## Problem to work on:
Your reply should be one number: the count of lines holding the word "neller".

## Excerpted data:

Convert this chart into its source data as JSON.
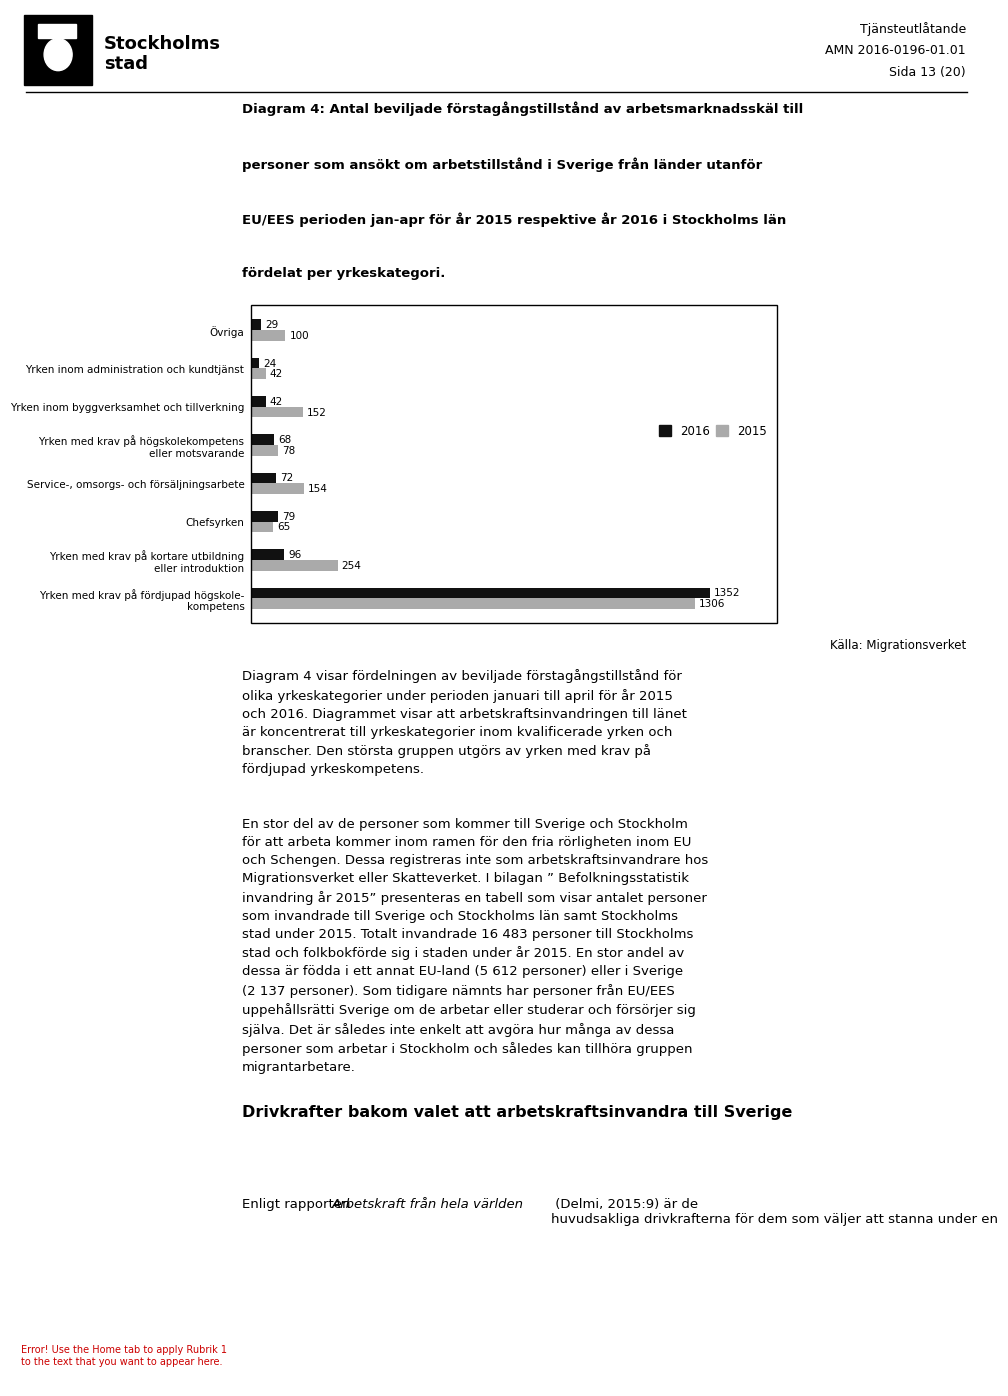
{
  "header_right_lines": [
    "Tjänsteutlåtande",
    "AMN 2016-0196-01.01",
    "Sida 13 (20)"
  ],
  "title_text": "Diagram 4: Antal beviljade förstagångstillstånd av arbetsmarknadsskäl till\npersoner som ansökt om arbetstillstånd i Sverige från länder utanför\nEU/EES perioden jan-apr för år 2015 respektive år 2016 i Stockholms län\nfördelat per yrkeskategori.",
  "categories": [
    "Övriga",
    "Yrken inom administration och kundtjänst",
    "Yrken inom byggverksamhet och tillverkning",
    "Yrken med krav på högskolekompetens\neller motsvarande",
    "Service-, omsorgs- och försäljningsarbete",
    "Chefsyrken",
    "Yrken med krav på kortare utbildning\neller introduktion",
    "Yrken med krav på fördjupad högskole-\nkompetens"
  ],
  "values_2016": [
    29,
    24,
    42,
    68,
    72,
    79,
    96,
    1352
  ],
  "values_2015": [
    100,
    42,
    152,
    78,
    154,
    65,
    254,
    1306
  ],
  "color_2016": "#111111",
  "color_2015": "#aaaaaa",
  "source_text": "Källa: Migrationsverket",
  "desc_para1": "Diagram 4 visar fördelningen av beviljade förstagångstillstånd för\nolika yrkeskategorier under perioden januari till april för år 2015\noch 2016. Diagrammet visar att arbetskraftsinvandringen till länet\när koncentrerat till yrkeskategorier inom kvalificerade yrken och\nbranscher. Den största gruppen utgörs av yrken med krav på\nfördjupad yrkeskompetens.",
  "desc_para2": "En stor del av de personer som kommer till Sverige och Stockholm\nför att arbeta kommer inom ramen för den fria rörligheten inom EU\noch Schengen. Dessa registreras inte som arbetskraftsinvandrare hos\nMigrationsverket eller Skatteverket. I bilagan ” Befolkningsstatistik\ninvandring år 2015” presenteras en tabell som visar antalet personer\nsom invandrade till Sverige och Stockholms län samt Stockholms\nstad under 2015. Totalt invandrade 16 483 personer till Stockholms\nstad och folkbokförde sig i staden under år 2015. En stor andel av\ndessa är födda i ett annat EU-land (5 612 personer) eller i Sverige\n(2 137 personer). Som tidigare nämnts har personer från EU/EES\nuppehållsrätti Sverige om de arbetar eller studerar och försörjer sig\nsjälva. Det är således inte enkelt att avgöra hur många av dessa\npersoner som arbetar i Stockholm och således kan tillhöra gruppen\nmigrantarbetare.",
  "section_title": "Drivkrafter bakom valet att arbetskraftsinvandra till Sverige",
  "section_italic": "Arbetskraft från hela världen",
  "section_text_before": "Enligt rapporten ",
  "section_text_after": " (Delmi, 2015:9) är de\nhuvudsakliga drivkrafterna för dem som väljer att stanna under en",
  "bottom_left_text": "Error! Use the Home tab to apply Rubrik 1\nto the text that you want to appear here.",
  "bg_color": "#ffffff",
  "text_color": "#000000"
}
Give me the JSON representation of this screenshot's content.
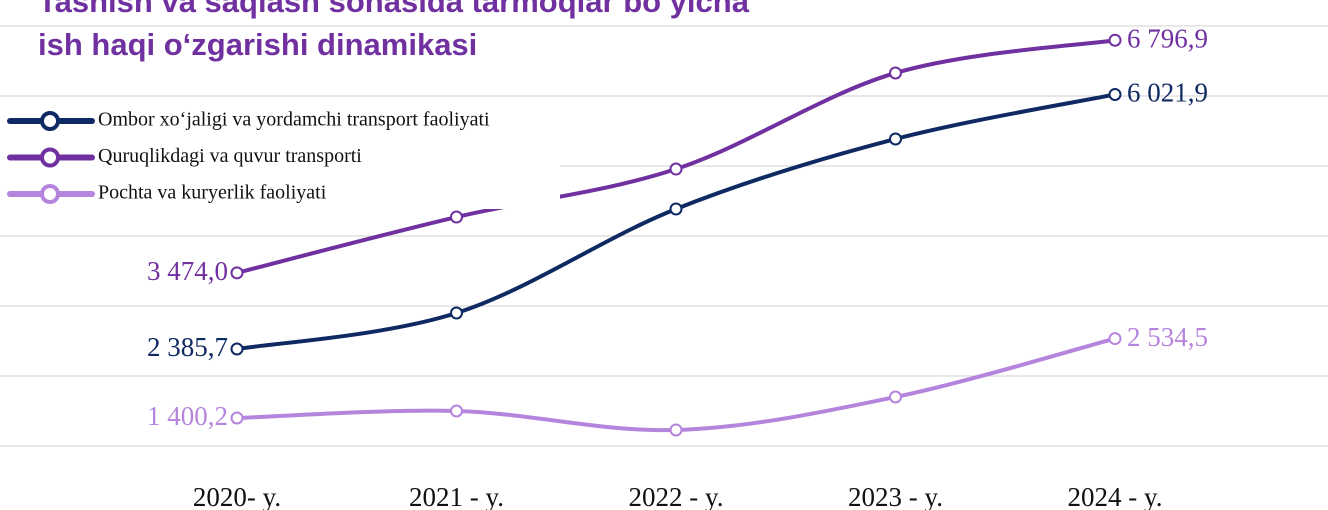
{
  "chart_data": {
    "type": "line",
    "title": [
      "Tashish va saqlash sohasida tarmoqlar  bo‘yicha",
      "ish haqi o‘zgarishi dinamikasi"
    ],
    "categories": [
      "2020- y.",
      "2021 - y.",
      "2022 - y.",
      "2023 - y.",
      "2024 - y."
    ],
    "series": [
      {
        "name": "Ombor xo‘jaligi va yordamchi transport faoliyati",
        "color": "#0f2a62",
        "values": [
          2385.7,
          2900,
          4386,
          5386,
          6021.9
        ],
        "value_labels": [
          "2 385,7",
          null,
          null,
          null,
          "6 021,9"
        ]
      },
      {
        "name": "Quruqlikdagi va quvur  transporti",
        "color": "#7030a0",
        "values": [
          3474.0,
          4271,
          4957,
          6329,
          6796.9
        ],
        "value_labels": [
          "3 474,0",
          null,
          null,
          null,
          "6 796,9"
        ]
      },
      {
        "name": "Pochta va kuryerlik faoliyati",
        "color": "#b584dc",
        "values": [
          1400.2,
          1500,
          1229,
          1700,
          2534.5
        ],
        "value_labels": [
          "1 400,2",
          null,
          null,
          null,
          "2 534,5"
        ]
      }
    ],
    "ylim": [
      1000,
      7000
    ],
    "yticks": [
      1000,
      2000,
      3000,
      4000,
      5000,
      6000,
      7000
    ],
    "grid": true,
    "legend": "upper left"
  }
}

---

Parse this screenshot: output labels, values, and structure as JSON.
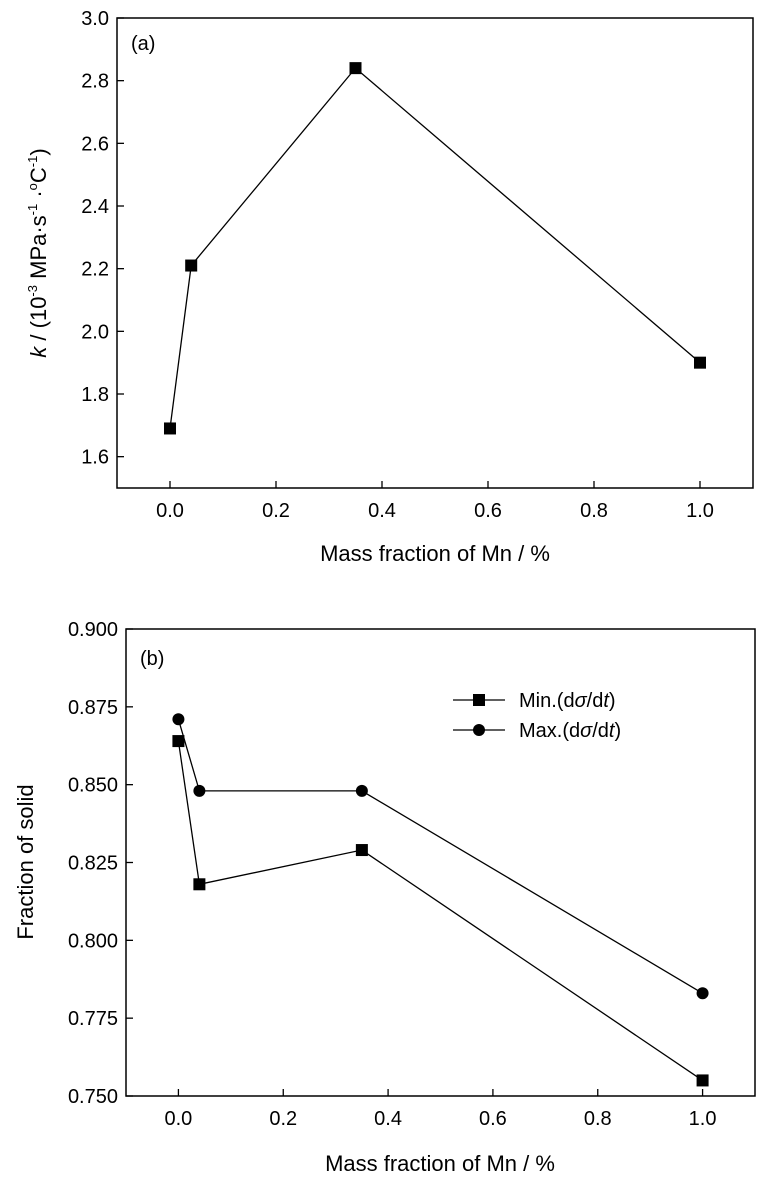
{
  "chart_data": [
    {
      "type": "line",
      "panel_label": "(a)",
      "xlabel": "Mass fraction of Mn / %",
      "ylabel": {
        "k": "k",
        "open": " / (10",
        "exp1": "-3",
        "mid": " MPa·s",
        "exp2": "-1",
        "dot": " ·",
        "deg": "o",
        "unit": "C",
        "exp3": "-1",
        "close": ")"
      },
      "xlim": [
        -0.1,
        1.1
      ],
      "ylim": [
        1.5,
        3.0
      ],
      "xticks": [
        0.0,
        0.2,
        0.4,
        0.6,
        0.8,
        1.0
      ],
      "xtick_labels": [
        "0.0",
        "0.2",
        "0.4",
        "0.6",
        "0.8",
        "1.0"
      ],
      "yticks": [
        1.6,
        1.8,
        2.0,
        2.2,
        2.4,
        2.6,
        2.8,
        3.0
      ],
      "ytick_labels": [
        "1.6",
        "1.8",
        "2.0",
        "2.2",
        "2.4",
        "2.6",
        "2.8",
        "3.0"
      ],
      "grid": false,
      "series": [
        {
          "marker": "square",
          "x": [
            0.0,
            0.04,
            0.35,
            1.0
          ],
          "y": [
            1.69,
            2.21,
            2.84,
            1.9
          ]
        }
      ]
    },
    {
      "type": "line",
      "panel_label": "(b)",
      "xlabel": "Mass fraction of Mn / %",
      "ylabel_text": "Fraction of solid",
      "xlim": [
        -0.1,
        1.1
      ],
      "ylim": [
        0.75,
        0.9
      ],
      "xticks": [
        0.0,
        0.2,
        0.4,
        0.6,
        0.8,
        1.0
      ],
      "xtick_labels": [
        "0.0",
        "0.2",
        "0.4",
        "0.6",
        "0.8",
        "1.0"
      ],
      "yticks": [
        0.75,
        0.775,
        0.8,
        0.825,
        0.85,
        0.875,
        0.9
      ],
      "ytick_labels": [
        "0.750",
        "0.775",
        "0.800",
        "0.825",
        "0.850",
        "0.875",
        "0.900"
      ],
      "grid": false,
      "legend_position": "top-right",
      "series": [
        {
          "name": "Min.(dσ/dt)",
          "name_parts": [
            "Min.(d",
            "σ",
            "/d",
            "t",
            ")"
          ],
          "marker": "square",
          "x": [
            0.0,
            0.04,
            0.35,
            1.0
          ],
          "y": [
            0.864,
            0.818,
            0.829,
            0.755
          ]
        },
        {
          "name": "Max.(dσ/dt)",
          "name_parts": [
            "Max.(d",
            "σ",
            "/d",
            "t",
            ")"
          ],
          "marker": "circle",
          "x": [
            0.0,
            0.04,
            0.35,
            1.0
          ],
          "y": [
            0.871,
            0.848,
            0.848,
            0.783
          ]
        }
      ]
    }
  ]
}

## Solution for this problem:
2